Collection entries
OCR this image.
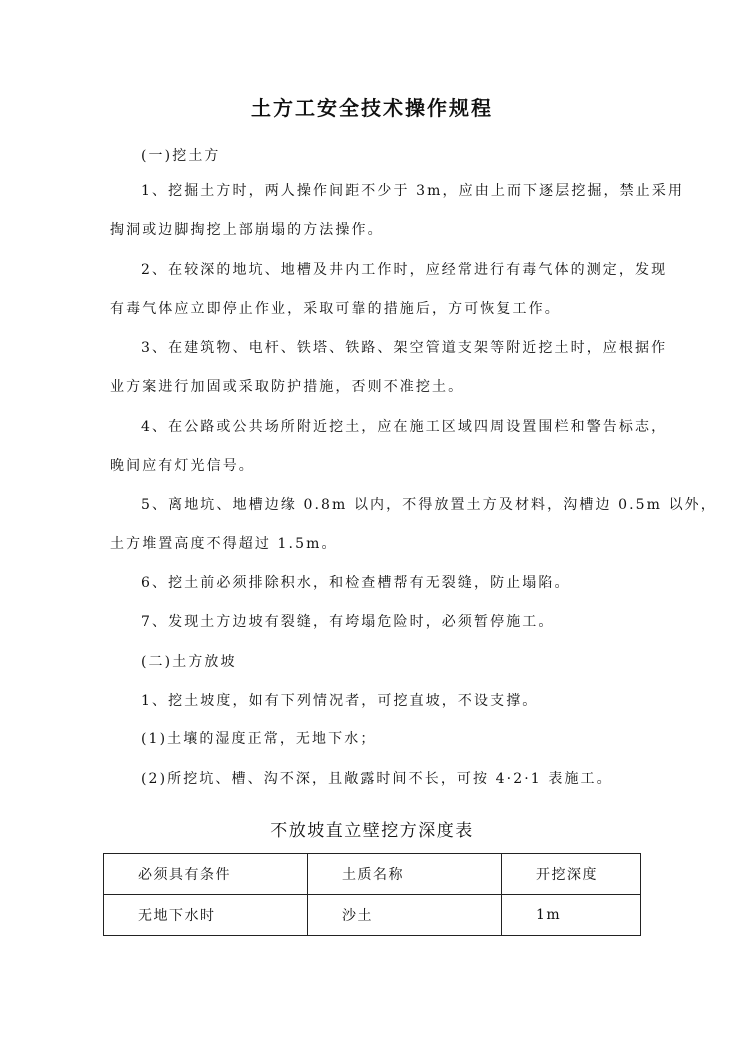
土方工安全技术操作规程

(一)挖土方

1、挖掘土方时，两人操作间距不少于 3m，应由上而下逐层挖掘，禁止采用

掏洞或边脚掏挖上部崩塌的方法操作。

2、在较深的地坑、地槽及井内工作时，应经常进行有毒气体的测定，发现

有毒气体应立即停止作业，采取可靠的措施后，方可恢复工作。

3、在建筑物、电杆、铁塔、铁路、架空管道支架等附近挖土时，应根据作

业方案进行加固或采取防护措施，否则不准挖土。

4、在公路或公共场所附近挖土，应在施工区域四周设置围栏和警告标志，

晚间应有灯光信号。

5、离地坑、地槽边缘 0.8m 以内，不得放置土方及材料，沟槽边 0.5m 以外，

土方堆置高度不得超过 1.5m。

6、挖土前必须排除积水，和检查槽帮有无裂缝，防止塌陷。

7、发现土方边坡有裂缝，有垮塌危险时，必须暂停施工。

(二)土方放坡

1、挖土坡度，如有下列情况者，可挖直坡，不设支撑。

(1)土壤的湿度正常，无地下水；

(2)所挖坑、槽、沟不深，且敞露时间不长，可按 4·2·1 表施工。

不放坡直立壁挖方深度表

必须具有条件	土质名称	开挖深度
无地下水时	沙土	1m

Exercise goal ->
Go through the listing above and quote it exactly, apart from its images.

Reply to the task ->
OCR this image.
土方工安全技术操作规程

(一)挖土方

1、挖掘土方时，两人操作间距不少于 3m，应由上而下逐层挖掘，禁止采用

掏洞或边脚掏挖上部崩塌的方法操作。

2、在较深的地坑、地槽及井内工作时，应经常进行有毒气体的测定，发现

有毒气体应立即停止作业，采取可靠的措施后，方可恢复工作。

3、在建筑物、电杆、铁塔、铁路、架空管道支架等附近挖土时，应根据作

业方案进行加固或采取防护措施，否则不准挖土。

4、在公路或公共场所附近挖土，应在施工区域四周设置围栏和警告标志，

晚间应有灯光信号。

5、离地坑、地槽边缘 0.8m 以内，不得放置土方及材料，沟槽边 0.5m 以外，

土方堆置高度不得超过 1.5m。

6、挖土前必须排除积水，和检查槽帮有无裂缝，防止塌陷。

7、发现土方边坡有裂缝，有垮塌危险时，必须暂停施工。

(二)土方放坡

1、挖土坡度，如有下列情况者，可挖直坡，不设支撑。

(1)土壤的湿度正常，无地下水；

(2)所挖坑、槽、沟不深，且敞露时间不长，可按 4·2·1 表施工。

不放坡直立壁挖方深度表

必须具有条件	土质名称	开挖深度
无地下水时	沙土	1m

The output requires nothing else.